--- Start Task inputs ---
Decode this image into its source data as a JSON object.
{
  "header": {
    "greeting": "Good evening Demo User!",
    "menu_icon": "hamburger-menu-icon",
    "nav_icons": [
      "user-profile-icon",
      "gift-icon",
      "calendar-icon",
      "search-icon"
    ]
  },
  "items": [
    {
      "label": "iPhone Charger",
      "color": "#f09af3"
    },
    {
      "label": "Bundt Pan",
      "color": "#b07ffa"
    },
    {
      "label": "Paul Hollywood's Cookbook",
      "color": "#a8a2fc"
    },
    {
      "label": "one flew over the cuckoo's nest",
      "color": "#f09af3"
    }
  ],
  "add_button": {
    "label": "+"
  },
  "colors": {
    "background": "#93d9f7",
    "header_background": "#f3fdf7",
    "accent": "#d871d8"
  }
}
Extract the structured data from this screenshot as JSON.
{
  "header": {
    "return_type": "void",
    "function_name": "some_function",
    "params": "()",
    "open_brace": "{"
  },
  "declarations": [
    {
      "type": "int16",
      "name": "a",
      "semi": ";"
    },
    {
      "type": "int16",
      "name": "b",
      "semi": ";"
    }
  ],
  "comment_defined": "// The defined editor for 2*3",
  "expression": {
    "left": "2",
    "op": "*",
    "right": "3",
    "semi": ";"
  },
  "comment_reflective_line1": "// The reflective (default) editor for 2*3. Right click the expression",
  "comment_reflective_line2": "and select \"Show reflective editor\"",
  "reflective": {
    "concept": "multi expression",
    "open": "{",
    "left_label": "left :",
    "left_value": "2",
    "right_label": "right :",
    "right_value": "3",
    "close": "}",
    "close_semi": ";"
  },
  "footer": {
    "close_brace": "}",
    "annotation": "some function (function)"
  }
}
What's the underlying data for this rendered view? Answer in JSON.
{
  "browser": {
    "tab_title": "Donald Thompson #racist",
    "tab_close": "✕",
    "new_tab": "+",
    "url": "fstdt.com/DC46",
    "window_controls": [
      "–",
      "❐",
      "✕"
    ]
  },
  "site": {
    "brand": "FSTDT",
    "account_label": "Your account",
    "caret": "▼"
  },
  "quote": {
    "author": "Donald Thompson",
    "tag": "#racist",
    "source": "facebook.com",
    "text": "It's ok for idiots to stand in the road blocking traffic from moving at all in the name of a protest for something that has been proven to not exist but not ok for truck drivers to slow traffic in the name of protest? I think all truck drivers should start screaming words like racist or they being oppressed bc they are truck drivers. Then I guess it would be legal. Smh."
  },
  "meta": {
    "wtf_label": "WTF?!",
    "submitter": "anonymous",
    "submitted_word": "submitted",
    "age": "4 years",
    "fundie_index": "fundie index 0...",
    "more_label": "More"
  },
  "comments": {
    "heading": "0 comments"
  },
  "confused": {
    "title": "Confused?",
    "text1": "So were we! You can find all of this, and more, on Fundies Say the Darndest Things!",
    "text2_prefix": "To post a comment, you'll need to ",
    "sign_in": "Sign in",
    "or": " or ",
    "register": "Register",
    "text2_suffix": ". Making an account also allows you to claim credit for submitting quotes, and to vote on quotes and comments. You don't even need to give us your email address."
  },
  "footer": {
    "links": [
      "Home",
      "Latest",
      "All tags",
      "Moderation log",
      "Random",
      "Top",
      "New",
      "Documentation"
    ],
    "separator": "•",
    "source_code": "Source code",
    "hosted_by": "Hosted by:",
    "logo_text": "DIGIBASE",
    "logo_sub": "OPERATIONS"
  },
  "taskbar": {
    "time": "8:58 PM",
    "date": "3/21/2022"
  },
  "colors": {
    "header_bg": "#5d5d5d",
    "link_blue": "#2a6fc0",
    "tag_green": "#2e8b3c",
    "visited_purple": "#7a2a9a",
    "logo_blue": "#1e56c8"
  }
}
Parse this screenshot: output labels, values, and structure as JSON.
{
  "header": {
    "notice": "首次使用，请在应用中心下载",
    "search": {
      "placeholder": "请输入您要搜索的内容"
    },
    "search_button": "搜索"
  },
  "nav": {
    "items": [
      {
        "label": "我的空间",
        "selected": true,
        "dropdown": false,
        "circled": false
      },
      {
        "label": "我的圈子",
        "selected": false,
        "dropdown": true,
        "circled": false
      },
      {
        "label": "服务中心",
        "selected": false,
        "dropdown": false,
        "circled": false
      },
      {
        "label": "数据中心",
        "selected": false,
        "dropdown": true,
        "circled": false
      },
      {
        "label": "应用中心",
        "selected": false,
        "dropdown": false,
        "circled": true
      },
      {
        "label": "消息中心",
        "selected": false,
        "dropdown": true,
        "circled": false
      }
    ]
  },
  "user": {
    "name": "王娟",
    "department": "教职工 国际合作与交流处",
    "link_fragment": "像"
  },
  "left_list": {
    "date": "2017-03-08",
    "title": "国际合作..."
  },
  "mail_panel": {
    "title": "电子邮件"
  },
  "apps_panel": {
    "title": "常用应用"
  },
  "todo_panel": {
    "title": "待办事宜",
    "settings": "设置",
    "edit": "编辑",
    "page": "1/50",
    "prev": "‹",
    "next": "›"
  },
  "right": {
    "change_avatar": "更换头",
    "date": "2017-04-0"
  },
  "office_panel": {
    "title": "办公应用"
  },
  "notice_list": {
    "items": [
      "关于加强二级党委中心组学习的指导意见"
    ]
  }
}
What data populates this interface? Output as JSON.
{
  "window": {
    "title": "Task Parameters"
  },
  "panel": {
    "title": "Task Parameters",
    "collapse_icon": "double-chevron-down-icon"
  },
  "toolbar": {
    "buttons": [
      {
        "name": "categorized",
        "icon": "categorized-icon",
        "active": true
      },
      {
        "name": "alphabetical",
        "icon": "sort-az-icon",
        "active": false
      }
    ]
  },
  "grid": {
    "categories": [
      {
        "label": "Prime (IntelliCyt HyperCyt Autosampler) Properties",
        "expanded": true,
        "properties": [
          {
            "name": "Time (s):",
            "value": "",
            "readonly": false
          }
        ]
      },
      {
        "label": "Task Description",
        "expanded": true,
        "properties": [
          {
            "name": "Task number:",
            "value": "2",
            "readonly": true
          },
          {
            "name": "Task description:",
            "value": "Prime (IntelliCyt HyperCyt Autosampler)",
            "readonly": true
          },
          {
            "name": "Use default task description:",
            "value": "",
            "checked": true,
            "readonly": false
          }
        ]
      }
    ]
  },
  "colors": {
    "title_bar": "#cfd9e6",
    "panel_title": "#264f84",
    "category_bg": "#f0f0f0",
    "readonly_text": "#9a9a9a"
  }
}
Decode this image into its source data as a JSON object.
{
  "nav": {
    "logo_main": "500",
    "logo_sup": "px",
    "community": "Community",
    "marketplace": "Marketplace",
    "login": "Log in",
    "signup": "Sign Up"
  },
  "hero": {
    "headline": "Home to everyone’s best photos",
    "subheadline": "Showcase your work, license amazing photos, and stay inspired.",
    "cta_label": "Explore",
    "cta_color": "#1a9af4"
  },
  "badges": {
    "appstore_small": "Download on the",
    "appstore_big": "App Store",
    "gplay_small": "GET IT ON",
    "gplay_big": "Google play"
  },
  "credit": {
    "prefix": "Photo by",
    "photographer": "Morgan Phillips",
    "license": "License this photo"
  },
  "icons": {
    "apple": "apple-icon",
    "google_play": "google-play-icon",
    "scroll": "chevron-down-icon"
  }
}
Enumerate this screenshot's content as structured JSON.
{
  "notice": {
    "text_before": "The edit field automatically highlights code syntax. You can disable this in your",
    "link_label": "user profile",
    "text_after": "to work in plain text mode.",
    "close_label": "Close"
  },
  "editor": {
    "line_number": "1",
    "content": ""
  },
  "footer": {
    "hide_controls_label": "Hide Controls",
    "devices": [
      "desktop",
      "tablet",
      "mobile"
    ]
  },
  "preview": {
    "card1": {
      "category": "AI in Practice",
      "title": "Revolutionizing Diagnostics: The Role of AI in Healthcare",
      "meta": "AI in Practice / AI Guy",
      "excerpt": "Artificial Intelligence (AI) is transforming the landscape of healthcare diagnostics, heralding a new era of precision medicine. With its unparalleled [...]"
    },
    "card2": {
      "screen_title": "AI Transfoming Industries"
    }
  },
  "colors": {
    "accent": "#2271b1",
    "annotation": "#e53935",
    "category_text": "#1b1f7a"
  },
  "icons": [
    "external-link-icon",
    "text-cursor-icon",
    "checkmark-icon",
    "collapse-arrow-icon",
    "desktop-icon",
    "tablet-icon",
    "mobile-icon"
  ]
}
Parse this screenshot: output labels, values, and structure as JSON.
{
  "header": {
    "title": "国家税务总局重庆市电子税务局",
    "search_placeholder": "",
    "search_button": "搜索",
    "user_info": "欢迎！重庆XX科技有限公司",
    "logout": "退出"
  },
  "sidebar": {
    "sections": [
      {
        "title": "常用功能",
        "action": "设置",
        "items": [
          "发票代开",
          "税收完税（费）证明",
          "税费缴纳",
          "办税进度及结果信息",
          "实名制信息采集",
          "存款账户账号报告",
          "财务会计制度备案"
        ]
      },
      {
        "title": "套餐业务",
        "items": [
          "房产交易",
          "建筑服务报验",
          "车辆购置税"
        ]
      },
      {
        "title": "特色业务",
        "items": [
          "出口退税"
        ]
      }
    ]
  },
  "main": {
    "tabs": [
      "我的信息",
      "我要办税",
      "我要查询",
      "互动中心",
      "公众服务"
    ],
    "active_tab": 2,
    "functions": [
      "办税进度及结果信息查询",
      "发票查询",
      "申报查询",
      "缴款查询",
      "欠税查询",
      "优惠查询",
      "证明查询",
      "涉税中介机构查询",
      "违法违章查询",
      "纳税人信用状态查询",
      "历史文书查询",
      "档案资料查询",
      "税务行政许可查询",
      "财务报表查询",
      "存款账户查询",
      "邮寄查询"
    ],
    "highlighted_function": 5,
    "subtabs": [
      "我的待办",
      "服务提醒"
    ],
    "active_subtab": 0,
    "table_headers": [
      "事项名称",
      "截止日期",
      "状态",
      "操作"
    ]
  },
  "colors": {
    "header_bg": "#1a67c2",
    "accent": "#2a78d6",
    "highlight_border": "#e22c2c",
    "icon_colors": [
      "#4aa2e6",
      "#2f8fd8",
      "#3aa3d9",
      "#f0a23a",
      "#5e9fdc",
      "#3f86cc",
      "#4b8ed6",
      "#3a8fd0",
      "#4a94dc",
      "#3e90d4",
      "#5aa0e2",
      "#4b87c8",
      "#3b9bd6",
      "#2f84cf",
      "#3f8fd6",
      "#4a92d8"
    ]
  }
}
--- End Task inputs ---
** What you should do **
Which lines hold the word "from"? Copy every one of them.

** Expected output **
Extract the structured data from this screenshot as JSON.
    "text": "It's ok for idiots to stand in the road blocking traffic from moving at all in the name of a protest for something that has been proven to not exist but not ok for truck drivers to slow traffic in the name of protest? I think all truck drivers should start screaming words like racist or they being oppressed bc they are truck drivers. Then I guess it would be legal. Smh."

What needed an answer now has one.